• Brief: Restate, word for word, all of the material shown below.

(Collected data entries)
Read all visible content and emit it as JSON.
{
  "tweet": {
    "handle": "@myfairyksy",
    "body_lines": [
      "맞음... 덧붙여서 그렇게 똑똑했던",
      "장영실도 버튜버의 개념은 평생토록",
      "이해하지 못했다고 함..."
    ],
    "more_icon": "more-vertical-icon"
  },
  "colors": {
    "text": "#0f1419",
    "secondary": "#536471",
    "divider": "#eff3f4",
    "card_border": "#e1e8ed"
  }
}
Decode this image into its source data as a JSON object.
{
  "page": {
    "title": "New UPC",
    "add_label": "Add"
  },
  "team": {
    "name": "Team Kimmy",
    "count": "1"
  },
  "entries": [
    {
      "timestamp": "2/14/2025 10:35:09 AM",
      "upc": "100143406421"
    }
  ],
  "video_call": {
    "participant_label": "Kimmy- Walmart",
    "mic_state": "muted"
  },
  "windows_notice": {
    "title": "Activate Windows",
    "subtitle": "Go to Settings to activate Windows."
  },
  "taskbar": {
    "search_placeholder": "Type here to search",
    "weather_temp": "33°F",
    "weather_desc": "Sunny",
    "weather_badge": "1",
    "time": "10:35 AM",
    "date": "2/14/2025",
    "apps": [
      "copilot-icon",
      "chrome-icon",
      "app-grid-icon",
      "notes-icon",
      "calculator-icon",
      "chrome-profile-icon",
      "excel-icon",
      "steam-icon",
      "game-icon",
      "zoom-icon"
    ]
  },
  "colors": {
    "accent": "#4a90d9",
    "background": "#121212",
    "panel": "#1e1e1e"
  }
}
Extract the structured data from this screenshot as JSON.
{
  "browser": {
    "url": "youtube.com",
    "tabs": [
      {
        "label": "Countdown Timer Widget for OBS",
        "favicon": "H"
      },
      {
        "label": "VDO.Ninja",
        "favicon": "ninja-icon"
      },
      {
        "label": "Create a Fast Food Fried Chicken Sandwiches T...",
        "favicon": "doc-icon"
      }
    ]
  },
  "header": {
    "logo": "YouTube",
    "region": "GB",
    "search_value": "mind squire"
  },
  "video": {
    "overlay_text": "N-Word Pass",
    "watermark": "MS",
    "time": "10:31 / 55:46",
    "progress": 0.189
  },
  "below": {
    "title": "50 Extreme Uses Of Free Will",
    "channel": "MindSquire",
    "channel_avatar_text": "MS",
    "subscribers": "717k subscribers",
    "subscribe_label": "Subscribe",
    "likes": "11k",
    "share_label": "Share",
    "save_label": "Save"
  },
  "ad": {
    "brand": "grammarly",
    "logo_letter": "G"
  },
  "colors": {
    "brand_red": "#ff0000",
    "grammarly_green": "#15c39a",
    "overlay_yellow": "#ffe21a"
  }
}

• The result:
Read all visible content and emit it as JSON.
{
  "tweet": {
    "handle": "@myfairyksy",
    "body_lines": [
      "맞음... 덧붙여서 그렇게 똑똑했던",
      "장영실도 버튜버의 개념은 평생토록",
      "이해하지 못했다고 함..."
    ],
    "more_icon": "more-vertical-icon"
  },
  "colors": {
    "text": "#0f1419",
    "secondary": "#536471",
    "divider": "#eff3f4",
    "card_border": "#e1e8ed"
  }
}
Decode this image into its source data as a JSON object.
{
  "page": {
    "title": "New UPC",
    "add_label": "Add"
  },
  "team": {
    "name": "Team Kimmy",
    "count": "1"
  },
  "entries": [
    {
      "timestamp": "2/14/2025 10:35:09 AM",
      "upc": "100143406421"
    }
  ],
  "video_call": {
    "participant_label": "Kimmy- Walmart",
    "mic_state": "muted"
  },
  "windows_notice": {
    "title": "Activate Windows",
    "subtitle": "Go to Settings to activate Windows."
  },
  "taskbar": {
    "search_placeholder": "Type here to search",
    "weather_temp": "33°F",
    "weather_desc": "Sunny",
    "weather_badge": "1",
    "time": "10:35 AM",
    "date": "2/14/2025",
    "apps": [
      "copilot-icon",
      "chrome-icon",
      "app-grid-icon",
      "notes-icon",
      "calculator-icon",
      "chrome-profile-icon",
      "excel-icon",
      "steam-icon",
      "game-icon",
      "zoom-icon"
    ]
  },
  "colors": {
    "accent": "#4a90d9",
    "background": "#121212",
    "panel": "#1e1e1e"
  }
}
Extract the structured data from this screenshot as JSON.
{
  "browser": {
    "url": "youtube.com",
    "tabs": [
      {
        "label": "Countdown Timer Widget for OBS",
        "favicon": "H"
      },
      {
        "label": "VDO.Ninja",
        "favicon": "ninja-icon"
      },
      {
        "label": "Create a Fast Food Fried Chicken Sandwiches T...",
        "favicon": "doc-icon"
      }
    ]
  },
  "header": {
    "logo": "YouTube",
    "region": "GB",
    "search_value": "mind squire"
  },
  "video": {
    "overlay_text": "N-Word Pass",
    "watermark": "MS",
    "time": "10:31 / 55:46",
    "progress": 0.189
  },
  "below": {
    "title": "50 Extreme Uses Of Free Will",
    "channel": "MindSquire",
    "channel_avatar_text": "MS",
    "subscribers": "717k subscribers",
    "subscribe_label": "Subscribe",
    "likes": "11k",
    "share_label": "Share",
    "save_label": "Save"
  },
  "ad": {
    "brand": "grammarly",
    "logo_letter": "G"
  },
  "colors": {
    "brand_red": "#ff0000",
    "grammarly_green": "#15c39a",
    "overlay_yellow": "#ffe21a"
  }
}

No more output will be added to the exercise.